DIRECTIVE:
Update the records below, changing every instance of "transform-handle" to "resize-handle" and leaving all other text as it is.

### MATERIAL SHOWN

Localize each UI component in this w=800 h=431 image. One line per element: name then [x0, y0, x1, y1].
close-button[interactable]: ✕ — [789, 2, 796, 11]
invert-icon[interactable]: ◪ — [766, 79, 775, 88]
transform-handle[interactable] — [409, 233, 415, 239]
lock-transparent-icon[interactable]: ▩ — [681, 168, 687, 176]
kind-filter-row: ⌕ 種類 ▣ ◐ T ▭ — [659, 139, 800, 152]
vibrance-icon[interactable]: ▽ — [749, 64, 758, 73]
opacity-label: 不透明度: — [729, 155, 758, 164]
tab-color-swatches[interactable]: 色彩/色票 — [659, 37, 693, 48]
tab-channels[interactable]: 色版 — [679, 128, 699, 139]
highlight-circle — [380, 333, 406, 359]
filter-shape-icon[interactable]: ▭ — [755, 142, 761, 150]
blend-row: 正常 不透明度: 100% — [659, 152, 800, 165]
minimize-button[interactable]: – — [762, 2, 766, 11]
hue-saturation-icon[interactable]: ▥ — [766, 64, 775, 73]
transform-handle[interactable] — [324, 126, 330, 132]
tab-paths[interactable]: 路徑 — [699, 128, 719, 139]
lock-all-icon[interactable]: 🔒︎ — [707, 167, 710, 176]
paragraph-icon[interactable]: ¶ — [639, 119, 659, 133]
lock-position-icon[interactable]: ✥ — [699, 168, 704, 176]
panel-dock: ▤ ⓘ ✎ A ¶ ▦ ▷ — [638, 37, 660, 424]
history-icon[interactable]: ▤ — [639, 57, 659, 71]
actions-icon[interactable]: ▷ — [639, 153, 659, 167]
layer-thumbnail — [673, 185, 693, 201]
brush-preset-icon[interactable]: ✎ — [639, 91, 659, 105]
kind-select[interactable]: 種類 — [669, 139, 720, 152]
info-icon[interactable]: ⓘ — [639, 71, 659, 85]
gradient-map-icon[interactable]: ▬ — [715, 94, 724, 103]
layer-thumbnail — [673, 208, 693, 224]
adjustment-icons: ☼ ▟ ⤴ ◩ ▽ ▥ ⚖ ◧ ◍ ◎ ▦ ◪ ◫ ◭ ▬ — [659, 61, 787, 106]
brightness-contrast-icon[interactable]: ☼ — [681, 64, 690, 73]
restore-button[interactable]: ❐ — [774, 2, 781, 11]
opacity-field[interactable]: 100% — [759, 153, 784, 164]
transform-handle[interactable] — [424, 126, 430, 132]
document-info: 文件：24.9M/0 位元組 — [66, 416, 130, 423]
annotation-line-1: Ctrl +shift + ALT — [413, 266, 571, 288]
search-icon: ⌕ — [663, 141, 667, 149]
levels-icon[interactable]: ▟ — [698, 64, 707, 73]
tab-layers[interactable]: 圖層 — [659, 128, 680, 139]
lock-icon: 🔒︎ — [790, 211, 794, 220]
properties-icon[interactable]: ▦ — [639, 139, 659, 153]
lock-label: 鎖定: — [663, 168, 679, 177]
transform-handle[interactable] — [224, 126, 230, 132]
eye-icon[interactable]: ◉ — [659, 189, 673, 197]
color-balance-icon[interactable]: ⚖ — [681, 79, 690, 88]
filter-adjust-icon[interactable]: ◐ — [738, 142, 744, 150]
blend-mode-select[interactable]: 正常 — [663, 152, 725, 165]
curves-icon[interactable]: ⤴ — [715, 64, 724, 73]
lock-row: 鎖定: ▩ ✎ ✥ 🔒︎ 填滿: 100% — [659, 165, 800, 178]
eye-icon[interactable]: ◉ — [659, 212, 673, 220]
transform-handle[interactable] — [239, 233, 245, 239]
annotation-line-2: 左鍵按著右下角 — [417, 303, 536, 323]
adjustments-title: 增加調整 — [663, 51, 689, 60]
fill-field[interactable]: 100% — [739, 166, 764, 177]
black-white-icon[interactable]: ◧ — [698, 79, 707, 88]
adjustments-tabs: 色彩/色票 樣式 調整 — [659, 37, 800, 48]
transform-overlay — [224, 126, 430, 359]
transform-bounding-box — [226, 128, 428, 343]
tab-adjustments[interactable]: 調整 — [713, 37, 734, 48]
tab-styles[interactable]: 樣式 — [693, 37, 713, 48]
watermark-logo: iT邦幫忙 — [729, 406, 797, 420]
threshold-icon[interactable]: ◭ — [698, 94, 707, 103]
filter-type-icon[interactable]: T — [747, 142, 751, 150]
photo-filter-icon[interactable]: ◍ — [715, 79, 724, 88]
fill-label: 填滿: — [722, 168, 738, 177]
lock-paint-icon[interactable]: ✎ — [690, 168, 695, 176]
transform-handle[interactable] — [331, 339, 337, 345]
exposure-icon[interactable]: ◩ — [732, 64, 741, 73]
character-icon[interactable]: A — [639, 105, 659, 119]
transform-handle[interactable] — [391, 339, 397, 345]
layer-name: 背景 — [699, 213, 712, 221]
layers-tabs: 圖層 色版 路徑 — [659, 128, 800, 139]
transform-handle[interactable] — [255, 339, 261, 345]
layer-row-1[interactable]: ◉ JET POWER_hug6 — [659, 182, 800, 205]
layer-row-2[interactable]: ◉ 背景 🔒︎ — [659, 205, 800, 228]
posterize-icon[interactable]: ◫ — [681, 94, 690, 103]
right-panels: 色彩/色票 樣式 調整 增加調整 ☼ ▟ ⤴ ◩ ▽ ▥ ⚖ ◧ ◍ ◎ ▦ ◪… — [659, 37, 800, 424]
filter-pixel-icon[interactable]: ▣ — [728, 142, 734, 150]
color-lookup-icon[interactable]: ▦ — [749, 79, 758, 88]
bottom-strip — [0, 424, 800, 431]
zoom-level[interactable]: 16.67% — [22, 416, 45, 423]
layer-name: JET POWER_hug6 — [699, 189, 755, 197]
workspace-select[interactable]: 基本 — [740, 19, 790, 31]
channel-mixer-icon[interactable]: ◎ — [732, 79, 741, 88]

######

SOLUTION:
Localize each UI component in this w=800 h=431 image. One line per element: name then [x0, y0, x1, y1].
close-button[interactable]: ✕ — [789, 2, 796, 11]
invert-icon[interactable]: ◪ — [766, 79, 775, 88]
resize-handle[interactable] — [409, 233, 415, 239]
lock-transparent-icon[interactable]: ▩ — [681, 168, 687, 176]
kind-filter-row: ⌕ 種類 ▣ ◐ T ▭ — [659, 139, 800, 152]
vibrance-icon[interactable]: ▽ — [749, 64, 758, 73]
opacity-label: 不透明度: — [729, 155, 758, 164]
tab-color-swatches[interactable]: 色彩/色票 — [659, 37, 693, 48]
tab-channels[interactable]: 色版 — [679, 128, 699, 139]
highlight-circle — [380, 333, 406, 359]
filter-shape-icon[interactable]: ▭ — [755, 142, 761, 150]
blend-row: 正常 不透明度: 100% — [659, 152, 800, 165]
minimize-button[interactable]: – — [762, 2, 766, 11]
hue-saturation-icon[interactable]: ▥ — [766, 64, 775, 73]
resize-handle[interactable] — [324, 126, 330, 132]
tab-paths[interactable]: 路徑 — [699, 128, 719, 139]
lock-all-icon[interactable]: 🔒︎ — [707, 167, 710, 176]
paragraph-icon[interactable]: ¶ — [639, 119, 659, 133]
lock-position-icon[interactable]: ✥ — [699, 168, 704, 176]
panel-dock: ▤ ⓘ ✎ A ¶ ▦ ▷ — [638, 37, 660, 424]
history-icon[interactable]: ▤ — [639, 57, 659, 71]
actions-icon[interactable]: ▷ — [639, 153, 659, 167]
layer-thumbnail — [673, 185, 693, 201]
brush-preset-icon[interactable]: ✎ — [639, 91, 659, 105]
kind-select[interactable]: 種類 — [669, 139, 720, 152]
info-icon[interactable]: ⓘ — [639, 71, 659, 85]
gradient-map-icon[interactable]: ▬ — [715, 94, 724, 103]
layer-thumbnail — [673, 208, 693, 224]
adjustment-icons: ☼ ▟ ⤴ ◩ ▽ ▥ ⚖ ◧ ◍ ◎ ▦ ◪ ◫ ◭ ▬ — [659, 61, 787, 106]
brightness-contrast-icon[interactable]: ☼ — [681, 64, 690, 73]
restore-button[interactable]: ❐ — [774, 2, 781, 11]
opacity-field[interactable]: 100% — [759, 153, 784, 164]
resize-handle[interactable] — [424, 126, 430, 132]
document-info: 文件：24.9M/0 位元組 — [66, 416, 130, 423]
annotation-line-1: Ctrl +shift + ALT — [413, 266, 571, 288]
search-icon: ⌕ — [663, 141, 667, 149]
levels-icon[interactable]: ▟ — [698, 64, 707, 73]
tab-layers[interactable]: 圖層 — [659, 128, 680, 139]
lock-icon: 🔒︎ — [790, 211, 794, 220]
properties-icon[interactable]: ▦ — [639, 139, 659, 153]
lock-label: 鎖定: — [663, 168, 679, 177]
resize-handle[interactable] — [224, 126, 230, 132]
eye-icon[interactable]: ◉ — [659, 189, 673, 197]
color-balance-icon[interactable]: ⚖ — [681, 79, 690, 88]
filter-adjust-icon[interactable]: ◐ — [738, 142, 744, 150]
blend-mode-select[interactable]: 正常 — [663, 152, 725, 165]
curves-icon[interactable]: ⤴ — [715, 64, 724, 73]
lock-row: 鎖定: ▩ ✎ ✥ 🔒︎ 填滿: 100% — [659, 165, 800, 178]
eye-icon[interactable]: ◉ — [659, 212, 673, 220]
resize-handle[interactable] — [239, 233, 245, 239]
annotation-line-2: 左鍵按著右下角 — [417, 303, 536, 323]
adjustments-title: 增加調整 — [663, 51, 689, 60]
fill-field[interactable]: 100% — [739, 166, 764, 177]
black-white-icon[interactable]: ◧ — [698, 79, 707, 88]
adjustments-tabs: 色彩/色票 樣式 調整 — [659, 37, 800, 48]
transform-overlay — [224, 126, 430, 359]
transform-bounding-box — [226, 128, 428, 343]
tab-adjustments[interactable]: 調整 — [713, 37, 734, 48]
tab-styles[interactable]: 樣式 — [693, 37, 713, 48]
watermark-logo: iT邦幫忙 — [729, 406, 797, 420]
threshold-icon[interactable]: ◭ — [698, 94, 707, 103]
filter-type-icon[interactable]: T — [747, 142, 751, 150]
photo-filter-icon[interactable]: ◍ — [715, 79, 724, 88]
fill-label: 填滿: — [722, 168, 738, 177]
lock-paint-icon[interactable]: ✎ — [690, 168, 695, 176]
resize-handle[interactable] — [331, 339, 337, 345]
exposure-icon[interactable]: ◩ — [732, 64, 741, 73]
character-icon[interactable]: A — [639, 105, 659, 119]
resize-handle[interactable] — [391, 339, 397, 345]
layer-name: 背景 — [699, 213, 712, 221]
layers-tabs: 圖層 色版 路徑 — [659, 128, 800, 139]
resize-handle[interactable] — [255, 339, 261, 345]
layer-row-1[interactable]: ◉ JET POWER_hug6 — [659, 182, 800, 205]
layer-row-2[interactable]: ◉ 背景 🔒︎ — [659, 205, 800, 228]
posterize-icon[interactable]: ◫ — [681, 94, 690, 103]
right-panels: 色彩/色票 樣式 調整 增加調整 ☼ ▟ ⤴ ◩ ▽ ▥ ⚖ ◧ ◍ ◎ ▦ ◪… — [659, 37, 800, 424]
filter-pixel-icon[interactable]: ▣ — [728, 142, 734, 150]
color-lookup-icon[interactable]: ▦ — [749, 79, 758, 88]
bottom-strip — [0, 424, 800, 431]
zoom-level[interactable]: 16.67% — [22, 416, 45, 423]
layer-name: JET POWER_hug6 — [699, 189, 755, 197]
workspace-select[interactable]: 基本 — [740, 19, 790, 31]
channel-mixer-icon[interactable]: ◎ — [732, 79, 741, 88]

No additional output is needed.